- _THE TASK_
Separate out the lines that hold "Bitcoin".

- _RECORD SET_
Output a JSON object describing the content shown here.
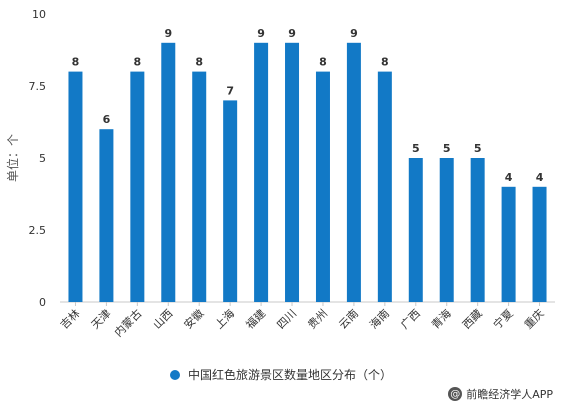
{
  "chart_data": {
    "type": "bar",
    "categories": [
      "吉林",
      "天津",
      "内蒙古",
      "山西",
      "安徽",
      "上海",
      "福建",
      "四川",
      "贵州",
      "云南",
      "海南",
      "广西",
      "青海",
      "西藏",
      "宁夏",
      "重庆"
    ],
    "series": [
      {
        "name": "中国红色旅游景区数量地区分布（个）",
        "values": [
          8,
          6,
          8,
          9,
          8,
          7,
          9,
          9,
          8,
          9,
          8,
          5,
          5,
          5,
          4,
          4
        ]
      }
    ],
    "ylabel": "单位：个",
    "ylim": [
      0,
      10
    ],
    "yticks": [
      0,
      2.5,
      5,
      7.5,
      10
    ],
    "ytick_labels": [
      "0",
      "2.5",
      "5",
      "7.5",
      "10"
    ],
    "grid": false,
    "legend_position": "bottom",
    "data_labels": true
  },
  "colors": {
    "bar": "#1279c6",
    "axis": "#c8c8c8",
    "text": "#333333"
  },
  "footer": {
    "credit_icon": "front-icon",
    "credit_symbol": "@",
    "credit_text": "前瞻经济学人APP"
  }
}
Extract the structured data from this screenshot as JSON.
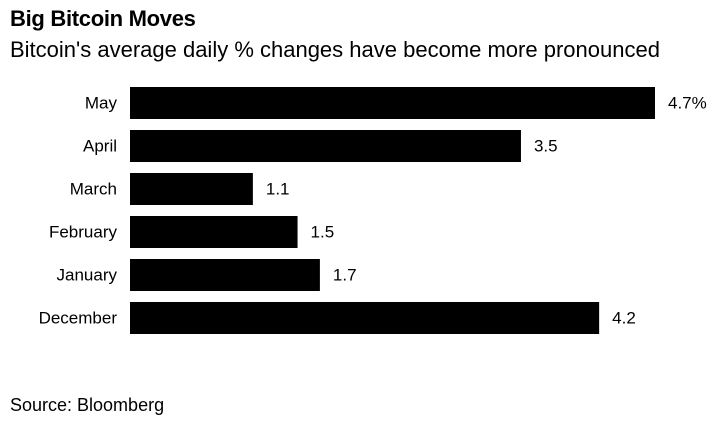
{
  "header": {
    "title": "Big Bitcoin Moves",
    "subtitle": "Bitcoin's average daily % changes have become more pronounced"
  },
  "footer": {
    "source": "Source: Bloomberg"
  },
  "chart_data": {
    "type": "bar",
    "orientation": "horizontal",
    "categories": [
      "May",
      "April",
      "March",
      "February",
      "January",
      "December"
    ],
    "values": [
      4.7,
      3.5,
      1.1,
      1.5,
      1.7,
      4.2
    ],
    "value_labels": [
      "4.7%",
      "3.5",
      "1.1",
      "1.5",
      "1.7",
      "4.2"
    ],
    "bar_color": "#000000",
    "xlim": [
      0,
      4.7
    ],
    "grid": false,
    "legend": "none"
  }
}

- _SOLUTION BELOW_
    "title": "Big Bitcoin Moves",
    "subtitle": "Bitcoin's average daily % changes have become more pronounced"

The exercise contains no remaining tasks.